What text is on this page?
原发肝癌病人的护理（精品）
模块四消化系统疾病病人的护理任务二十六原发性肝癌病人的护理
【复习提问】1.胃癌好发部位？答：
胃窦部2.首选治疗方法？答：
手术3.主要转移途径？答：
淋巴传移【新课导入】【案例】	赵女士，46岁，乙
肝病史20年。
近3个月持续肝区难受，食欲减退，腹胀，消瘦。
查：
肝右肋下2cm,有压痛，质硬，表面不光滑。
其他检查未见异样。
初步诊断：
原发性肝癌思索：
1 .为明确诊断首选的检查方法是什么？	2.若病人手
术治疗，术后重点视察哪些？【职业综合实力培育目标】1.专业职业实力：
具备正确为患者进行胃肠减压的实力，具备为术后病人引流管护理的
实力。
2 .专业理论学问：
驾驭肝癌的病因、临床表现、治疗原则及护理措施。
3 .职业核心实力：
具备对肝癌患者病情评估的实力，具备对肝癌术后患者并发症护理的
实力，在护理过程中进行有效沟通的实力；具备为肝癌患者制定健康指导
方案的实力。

## Brief
From the preceding material, extract every line exactly.

## Exercise output
What text is on this page?
原发肝癌病人的护理（精品）
模块四消化系统疾病病人的护理任务二十六原发性肝癌病人的护理
【复习提问】1.胃癌好发部位？答：
胃窦部2.首选治疗方法？答：
手术3.主要转移途径？答：
淋巴传移【新课导入】【案例】	赵女士，46岁，乙
肝病史20年。
近3个月持续肝区难受，食欲减退，腹胀，消瘦。
查：
肝右肋下2cm,有压痛，质硬，表面不光滑。
其他检查未见异样。
初步诊断：
原发性肝癌思索：
1 .为明确诊断首选的检查方法是什么？	2.若病人手
术治疗，术后重点视察哪些？【职业综合实力培育目标】1.专业职业实力：
具备正确为患者进行胃肠减压的实力，具备为术后病人引流管护理的
实力。
2 .专业理论学问：
驾驭肝癌的病因、临床表现、治疗原则及护理措施。
3 .职业核心实力：
具备对肝癌患者病情评估的实力，具备对肝癌术后患者并发症护理的
实力，在护理过程中进行有效沟通的实力；具备为肝癌患者制定健康指导
方案的实力。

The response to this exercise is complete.